Text provided
BEGIN

LegalCrystal Citation
SubjectCriminal
CourtChennai
Decided On
Reported in(1942)1MLJ583
AppellantIn Re: Thimmakka and anr.
Cases Referred and Nishi Kanta Pal v. The Emperor
Excerpt:
- .....p.w. 1 in the performance of his duty of attaching the property inside the house than by shutting the door in his face. queen empress v. sommanna : (1892)2mlj120 and nishi kanta pal v. the emperor (1916) 20 c.w.n. 857, which have been cited in support of this contention, do not support the petitioners in any way.6. the last question is whether the sales officer was a 'public servant'. 'public servant' is denned in section 21 of the indian penal code. 'public servant' denotes a person whose duty it is to execute any judicial process and also any officer whose duty it is to take property. it was undoubtedly a part of the duty of p.w. 1 to take property in execution of the decrees of the society. he would therefore conform to the definition of a public servant.7. the petition fails on.....

END

Tasks
1. According to the case excerpt, what was undoubtedly a part of the duty of P.W. 1?
2. Reproduce the stretch of the case excerpt from "Cases Referred and" through "petition fails on.....".

Source data:

BEGIN

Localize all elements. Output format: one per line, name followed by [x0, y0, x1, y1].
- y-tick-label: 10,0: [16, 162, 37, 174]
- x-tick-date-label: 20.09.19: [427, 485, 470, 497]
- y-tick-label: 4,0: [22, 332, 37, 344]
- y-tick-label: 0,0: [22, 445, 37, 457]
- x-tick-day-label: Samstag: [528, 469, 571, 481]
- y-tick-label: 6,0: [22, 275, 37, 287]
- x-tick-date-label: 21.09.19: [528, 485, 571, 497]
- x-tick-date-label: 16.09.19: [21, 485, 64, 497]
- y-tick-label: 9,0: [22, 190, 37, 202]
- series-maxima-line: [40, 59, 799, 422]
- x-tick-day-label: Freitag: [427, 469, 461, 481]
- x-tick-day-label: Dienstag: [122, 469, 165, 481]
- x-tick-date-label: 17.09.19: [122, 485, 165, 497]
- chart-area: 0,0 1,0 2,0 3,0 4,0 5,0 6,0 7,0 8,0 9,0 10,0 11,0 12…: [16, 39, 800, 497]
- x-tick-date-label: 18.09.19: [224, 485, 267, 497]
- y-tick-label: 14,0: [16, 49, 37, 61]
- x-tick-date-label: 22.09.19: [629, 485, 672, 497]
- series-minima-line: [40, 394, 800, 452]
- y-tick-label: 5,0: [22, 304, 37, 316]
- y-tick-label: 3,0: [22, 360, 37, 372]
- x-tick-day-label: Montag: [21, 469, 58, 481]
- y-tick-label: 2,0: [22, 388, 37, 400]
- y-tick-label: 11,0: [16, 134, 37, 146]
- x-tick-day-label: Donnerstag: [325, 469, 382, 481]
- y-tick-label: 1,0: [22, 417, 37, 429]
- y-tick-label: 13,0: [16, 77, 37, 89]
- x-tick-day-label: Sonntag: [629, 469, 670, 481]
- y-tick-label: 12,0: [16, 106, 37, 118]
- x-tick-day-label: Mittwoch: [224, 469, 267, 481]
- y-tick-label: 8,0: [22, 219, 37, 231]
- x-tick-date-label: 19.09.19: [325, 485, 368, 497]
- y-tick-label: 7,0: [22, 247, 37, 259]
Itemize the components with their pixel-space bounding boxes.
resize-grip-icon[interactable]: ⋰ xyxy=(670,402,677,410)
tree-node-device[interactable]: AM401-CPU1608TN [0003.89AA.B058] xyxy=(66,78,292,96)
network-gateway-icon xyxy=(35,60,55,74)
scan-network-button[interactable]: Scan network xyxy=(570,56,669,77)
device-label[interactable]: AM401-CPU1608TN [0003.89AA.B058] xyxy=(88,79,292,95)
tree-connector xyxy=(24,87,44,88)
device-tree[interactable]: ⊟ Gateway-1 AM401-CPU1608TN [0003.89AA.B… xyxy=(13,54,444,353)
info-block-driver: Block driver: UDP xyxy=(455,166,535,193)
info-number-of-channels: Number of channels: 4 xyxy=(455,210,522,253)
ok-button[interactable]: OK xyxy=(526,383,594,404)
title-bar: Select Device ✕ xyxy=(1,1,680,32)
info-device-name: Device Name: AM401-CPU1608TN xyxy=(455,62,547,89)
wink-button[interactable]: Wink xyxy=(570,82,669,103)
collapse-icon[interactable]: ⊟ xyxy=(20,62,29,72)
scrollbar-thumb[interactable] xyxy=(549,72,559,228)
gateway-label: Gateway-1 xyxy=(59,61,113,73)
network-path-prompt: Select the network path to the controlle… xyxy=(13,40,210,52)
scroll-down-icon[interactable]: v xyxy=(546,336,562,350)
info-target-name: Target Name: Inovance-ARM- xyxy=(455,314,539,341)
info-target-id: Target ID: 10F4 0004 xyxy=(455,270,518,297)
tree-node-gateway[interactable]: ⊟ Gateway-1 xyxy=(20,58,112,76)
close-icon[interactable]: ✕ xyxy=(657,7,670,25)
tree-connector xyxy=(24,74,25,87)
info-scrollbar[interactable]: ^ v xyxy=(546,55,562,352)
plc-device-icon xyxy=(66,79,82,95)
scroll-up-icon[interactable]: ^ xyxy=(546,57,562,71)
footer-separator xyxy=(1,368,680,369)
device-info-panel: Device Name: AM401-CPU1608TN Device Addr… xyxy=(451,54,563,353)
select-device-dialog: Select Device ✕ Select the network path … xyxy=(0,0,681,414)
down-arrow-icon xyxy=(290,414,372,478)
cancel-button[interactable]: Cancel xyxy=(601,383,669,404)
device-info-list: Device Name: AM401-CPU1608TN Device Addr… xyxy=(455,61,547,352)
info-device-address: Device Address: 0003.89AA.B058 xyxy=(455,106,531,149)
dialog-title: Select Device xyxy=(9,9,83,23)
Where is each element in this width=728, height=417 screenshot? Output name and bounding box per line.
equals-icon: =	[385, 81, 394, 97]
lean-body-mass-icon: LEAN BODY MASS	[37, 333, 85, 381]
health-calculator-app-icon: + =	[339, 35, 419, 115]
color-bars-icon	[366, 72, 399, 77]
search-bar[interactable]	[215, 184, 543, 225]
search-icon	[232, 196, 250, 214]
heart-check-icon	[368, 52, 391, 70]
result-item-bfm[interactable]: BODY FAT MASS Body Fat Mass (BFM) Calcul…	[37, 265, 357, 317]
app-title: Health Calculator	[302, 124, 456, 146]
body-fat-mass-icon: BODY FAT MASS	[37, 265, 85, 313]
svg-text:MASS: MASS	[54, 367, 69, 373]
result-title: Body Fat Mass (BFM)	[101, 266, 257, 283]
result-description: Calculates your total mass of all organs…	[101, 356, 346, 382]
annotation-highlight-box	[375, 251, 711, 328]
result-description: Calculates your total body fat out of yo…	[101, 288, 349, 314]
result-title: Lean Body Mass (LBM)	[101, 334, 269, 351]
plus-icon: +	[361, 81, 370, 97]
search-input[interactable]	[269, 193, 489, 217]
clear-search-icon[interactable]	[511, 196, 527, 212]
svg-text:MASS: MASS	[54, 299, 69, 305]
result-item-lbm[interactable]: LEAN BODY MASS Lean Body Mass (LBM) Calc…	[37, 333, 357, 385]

END

Expected outputs
1. To take property in execution of the decrees of the society.

2.
Cases Referred and Nishi Kanta Pal v. The Emperor
Excerpt:
- .....p.w. 1 in the performance of his duty of attaching the property inside the house than by shutting the door in his face. queen empress v. sommanna : (1892)2mlj120 and nishi kanta pal v. the emperor (1916) 20 c.w.n. 857, which have been cited in support of this contention, do not support the petitioners in any way.6. the last question is whether the sales officer was a 'public servant'. 'public servant' is denned in section 21 of the indian penal code. 'public servant' denotes a person whose duty it is to execute any judicial process and also any officer whose duty it is to take property. it was undoubtedly a part of the duty of p.w. 1 to take property in execution of the decrees of the society. he would therefore conform to the definition of a public servant.7. the petition fails on.....